What the task asks
Retype the whole listing below, character for character.

=== Material for the task ===

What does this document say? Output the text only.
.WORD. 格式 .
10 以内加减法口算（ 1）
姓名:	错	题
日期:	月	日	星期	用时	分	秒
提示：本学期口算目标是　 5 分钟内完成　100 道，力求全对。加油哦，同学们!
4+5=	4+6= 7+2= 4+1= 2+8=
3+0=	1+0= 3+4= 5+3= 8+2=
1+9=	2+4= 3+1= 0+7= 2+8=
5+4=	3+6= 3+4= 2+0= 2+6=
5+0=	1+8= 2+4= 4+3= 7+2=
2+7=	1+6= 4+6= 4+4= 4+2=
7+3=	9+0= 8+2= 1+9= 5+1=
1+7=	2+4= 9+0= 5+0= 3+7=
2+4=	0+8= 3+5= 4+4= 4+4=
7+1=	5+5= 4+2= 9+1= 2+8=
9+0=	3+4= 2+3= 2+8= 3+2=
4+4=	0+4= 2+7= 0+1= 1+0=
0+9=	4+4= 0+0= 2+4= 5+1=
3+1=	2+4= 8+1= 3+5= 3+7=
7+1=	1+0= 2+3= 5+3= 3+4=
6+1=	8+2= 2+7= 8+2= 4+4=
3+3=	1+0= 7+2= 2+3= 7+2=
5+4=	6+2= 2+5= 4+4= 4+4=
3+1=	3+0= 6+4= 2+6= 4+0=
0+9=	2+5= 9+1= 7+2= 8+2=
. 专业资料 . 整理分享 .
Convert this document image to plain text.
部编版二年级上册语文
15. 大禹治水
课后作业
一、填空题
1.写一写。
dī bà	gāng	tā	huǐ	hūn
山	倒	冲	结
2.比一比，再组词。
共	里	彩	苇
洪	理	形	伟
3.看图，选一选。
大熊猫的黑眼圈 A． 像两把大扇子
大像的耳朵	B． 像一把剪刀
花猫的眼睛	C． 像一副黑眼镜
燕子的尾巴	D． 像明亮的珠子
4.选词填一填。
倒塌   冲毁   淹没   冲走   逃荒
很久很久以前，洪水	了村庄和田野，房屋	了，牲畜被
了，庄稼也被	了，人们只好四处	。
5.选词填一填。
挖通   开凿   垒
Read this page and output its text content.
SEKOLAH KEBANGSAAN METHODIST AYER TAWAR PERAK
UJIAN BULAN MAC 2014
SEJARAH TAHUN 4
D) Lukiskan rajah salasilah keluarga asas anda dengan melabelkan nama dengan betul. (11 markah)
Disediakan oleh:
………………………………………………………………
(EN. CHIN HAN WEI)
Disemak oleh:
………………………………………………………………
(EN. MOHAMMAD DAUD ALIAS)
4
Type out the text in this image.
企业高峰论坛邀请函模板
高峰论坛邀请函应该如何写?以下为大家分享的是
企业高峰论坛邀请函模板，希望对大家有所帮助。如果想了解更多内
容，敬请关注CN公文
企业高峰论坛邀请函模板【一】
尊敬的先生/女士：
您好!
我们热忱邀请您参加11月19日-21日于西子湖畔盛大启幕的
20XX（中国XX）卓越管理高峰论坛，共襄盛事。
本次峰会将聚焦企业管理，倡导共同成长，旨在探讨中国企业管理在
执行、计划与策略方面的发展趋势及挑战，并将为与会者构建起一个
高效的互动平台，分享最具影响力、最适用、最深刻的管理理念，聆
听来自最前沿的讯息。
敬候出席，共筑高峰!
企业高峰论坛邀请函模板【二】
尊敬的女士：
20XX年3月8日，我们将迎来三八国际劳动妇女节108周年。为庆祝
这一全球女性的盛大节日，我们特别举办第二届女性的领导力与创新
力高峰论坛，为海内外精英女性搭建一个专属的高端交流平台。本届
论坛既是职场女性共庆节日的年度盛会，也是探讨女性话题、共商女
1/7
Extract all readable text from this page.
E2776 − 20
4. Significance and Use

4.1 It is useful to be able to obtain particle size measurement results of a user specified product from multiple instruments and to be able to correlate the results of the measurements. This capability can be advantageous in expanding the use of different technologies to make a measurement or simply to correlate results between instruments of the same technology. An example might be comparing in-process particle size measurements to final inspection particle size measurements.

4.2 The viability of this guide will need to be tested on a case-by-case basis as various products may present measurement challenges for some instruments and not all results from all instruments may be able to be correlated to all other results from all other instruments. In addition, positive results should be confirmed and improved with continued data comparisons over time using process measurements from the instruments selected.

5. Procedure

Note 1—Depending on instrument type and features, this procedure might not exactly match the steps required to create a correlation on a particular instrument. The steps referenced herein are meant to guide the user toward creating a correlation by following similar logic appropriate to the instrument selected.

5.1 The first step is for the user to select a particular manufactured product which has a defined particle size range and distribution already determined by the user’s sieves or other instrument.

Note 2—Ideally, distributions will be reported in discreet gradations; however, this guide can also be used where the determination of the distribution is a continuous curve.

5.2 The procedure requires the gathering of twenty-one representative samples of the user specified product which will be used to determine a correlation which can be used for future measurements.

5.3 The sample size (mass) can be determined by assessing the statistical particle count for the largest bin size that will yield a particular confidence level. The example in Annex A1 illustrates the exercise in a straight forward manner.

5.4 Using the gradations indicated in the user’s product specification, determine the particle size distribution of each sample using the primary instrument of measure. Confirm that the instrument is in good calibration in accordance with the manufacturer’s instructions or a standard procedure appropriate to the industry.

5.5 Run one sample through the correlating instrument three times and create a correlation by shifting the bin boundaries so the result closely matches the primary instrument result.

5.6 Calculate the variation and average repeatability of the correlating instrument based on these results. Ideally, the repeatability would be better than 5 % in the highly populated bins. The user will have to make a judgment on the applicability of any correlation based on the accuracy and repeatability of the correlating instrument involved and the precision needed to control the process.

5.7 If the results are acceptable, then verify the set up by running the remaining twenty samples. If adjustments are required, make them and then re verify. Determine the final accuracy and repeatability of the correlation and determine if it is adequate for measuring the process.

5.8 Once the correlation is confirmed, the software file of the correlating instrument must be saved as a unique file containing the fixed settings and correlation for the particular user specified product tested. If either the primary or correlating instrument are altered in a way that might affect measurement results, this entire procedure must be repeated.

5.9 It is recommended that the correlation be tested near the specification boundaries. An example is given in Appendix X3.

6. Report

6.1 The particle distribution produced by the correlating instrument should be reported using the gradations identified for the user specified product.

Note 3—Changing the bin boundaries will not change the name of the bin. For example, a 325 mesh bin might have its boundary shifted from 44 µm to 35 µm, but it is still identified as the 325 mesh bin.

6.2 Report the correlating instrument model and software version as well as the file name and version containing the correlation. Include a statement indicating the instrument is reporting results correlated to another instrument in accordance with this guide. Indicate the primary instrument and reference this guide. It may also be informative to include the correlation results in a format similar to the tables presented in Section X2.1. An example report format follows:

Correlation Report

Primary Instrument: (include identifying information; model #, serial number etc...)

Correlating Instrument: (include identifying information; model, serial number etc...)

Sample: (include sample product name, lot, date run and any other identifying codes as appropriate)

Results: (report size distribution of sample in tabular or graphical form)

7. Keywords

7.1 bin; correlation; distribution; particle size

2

===

Solution
What does this document say? Output the text only.
.WORD. 格式 .
10 以内加减法口算（ 1）
姓名:	错	题
日期:	月	日	星期	用时	分	秒
提示：本学期口算目标是　 5 分钟内完成　100 道，力求全对。加油哦，同学们!
4+5=	4+6= 7+2= 4+1= 2+8=
3+0=	1+0= 3+4= 5+3= 8+2=
1+9=	2+4= 3+1= 0+7= 2+8=
5+4=	3+6= 3+4= 2+0= 2+6=
5+0=	1+8= 2+4= 4+3= 7+2=
2+7=	1+6= 4+6= 4+4= 4+2=
7+3=	9+0= 8+2= 1+9= 5+1=
1+7=	2+4= 9+0= 5+0= 3+7=
2+4=	0+8= 3+5= 4+4= 4+4=
7+1=	5+5= 4+2= 9+1= 2+8=
9+0=	3+4= 2+3= 2+8= 3+2=
4+4=	0+4= 2+7= 0+1= 1+0=
0+9=	4+4= 0+0= 2+4= 5+1=
3+1=	2+4= 8+1= 3+5= 3+7=
7+1=	1+0= 2+3= 5+3= 3+4=
6+1=	8+2= 2+7= 8+2= 4+4=
3+3=	1+0= 7+2= 2+3= 7+2=
5+4=	6+2= 2+5= 4+4= 4+4=
3+1=	3+0= 6+4= 2+6= 4+0=
0+9=	2+5= 9+1= 7+2= 8+2=
. 专业资料 . 整理分享 .
Convert this document image to plain text.
部编版二年级上册语文
15. 大禹治水
课后作业
一、填空题
1.写一写。
dī bà	gāng	tā	huǐ	hūn
山	倒	冲	结
2.比一比，再组词。
共	里	彩	苇
洪	理	形	伟
3.看图，选一选。
大熊猫的黑眼圈 A． 像两把大扇子
大像的耳朵	B． 像一把剪刀
花猫的眼睛	C． 像一副黑眼镜
燕子的尾巴	D． 像明亮的珠子
4.选词填一填。
倒塌   冲毁   淹没   冲走   逃荒
很久很久以前，洪水	了村庄和田野，房屋	了，牲畜被
了，庄稼也被	了，人们只好四处	。
5.选词填一填。
挖通   开凿   垒
Read this page and output its text content.
SEKOLAH KEBANGSAAN METHODIST AYER TAWAR PERAK
UJIAN BULAN MAC 2014
SEJARAH TAHUN 4
D) Lukiskan rajah salasilah keluarga asas anda dengan melabelkan nama dengan betul. (11 markah)
Disediakan oleh:
………………………………………………………………
(EN. CHIN HAN WEI)
Disemak oleh:
………………………………………………………………
(EN. MOHAMMAD DAUD ALIAS)
4
Type out the text in this image.
企业高峰论坛邀请函模板
高峰论坛邀请函应该如何写?以下为大家分享的是
企业高峰论坛邀请函模板，希望对大家有所帮助。如果想了解更多内
容，敬请关注CN公文
企业高峰论坛邀请函模板【一】
尊敬的先生/女士：
您好!
我们热忱邀请您参加11月19日-21日于西子湖畔盛大启幕的
20XX（中国XX）卓越管理高峰论坛，共襄盛事。
本次峰会将聚焦企业管理，倡导共同成长，旨在探讨中国企业管理在
执行、计划与策略方面的发展趋势及挑战，并将为与会者构建起一个
高效的互动平台，分享最具影响力、最适用、最深刻的管理理念，聆
听来自最前沿的讯息。
敬候出席，共筑高峰!
企业高峰论坛邀请函模板【二】
尊敬的女士：
20XX年3月8日，我们将迎来三八国际劳动妇女节108周年。为庆祝
这一全球女性的盛大节日，我们特别举办第二届女性的领导力与创新
力高峰论坛，为海内外精英女性搭建一个专属的高端交流平台。本届
论坛既是职场女性共庆节日的年度盛会，也是探讨女性话题、共商女
1/7
Extract all readable text from this page.
E2776 − 20
4. Significance and Use

4.1 It is useful to be able to obtain particle size measurement results of a user specified product from multiple instruments and to be able to correlate the results of the measurements. This capability can be advantageous in expanding the use of different technologies to make a measurement or simply to correlate results between instruments of the same technology. An example might be comparing in-process particle size measurements to final inspection particle size measurements.

4.2 The viability of this guide will need to be tested on a case-by-case basis as various products may present measurement challenges for some instruments and not all results from all instruments may be able to be correlated to all other results from all other instruments. In addition, positive results should be confirmed and improved with continued data comparisons over time using process measurements from the instruments selected.

5. Procedure

Note 1—Depending on instrument type and features, this procedure might not exactly match the steps required to create a correlation on a particular instrument. The steps referenced herein are meant to guide the user toward creating a correlation by following similar logic appropriate to the instrument selected.

5.1 The first step is for the user to select a particular manufactured product which has a defined particle size range and distribution already determined by the user’s sieves or other instrument.

Note 2—Ideally, distributions will be reported in discreet gradations; however, this guide can also be used where the determination of the distribution is a continuous curve.

5.2 The procedure requires the gathering of twenty-one representative samples of the user specified product which will be used to determine a correlation which can be used for future measurements.

5.3 The sample size (mass) can be determined by assessing the statistical particle count for the largest bin size that will yield a particular confidence level. The example in Annex A1 illustrates the exercise in a straight forward manner.

5.4 Using the gradations indicated in the user’s product specification, determine the particle size distribution of each sample using the primary instrument of measure. Confirm that the instrument is in good calibration in accordance with the manufacturer’s instructions or a standard procedure appropriate to the industry.

5.5 Run one sample through the correlating instrument three times and create a correlation by shifting the bin boundaries so the result closely matches the primary instrument result.

5.6 Calculate the variation and average repeatability of the correlating instrument based on these results. Ideally, the repeatability would be better than 5 % in the highly populated bins. The user will have to make a judgment on the applicability of any correlation based on the accuracy and repeatability of the correlating instrument involved and the precision needed to control the process.

5.7 If the results are acceptable, then verify the set up by running the remaining twenty samples. If adjustments are required, make them and then re verify. Determine the final accuracy and repeatability of the correlation and determine if it is adequate for measuring the process.

5.8 Once the correlation is confirmed, the software file of the correlating instrument must be saved as a unique file containing the fixed settings and correlation for the particular user specified product tested. If either the primary or correlating instrument are altered in a way that might affect measurement results, this entire procedure must be repeated.

5.9 It is recommended that the correlation be tested near the specification boundaries. An example is given in Appendix X3.

6. Report

6.1 The particle distribution produced by the correlating instrument should be reported using the gradations identified for the user specified product.

Note 3—Changing the bin boundaries will not change the name of the bin. For example, a 325 mesh bin might have its boundary shifted from 44 µm to 35 µm, but it is still identified as the 325 mesh bin.

6.2 Report the correlating instrument model and software version as well as the file name and version containing the correlation. Include a statement indicating the instrument is reporting results correlated to another instrument in accordance with this guide. Indicate the primary instrument and reference this guide. It may also be informative to include the correlation results in a format similar to the tables presented in Section X2.1. An example report format follows:

Correlation Report

Primary Instrument: (include identifying information; model #, serial number etc...)

Correlating Instrument: (include identifying information; model, serial number etc...)

Sample: (include sample product name, lot, date run and any other identifying codes as appropriate)

Results: (report size distribution of sample in tabular or graphical form)

7. Keywords

7.1 bin; correlation; distribution; particle size

2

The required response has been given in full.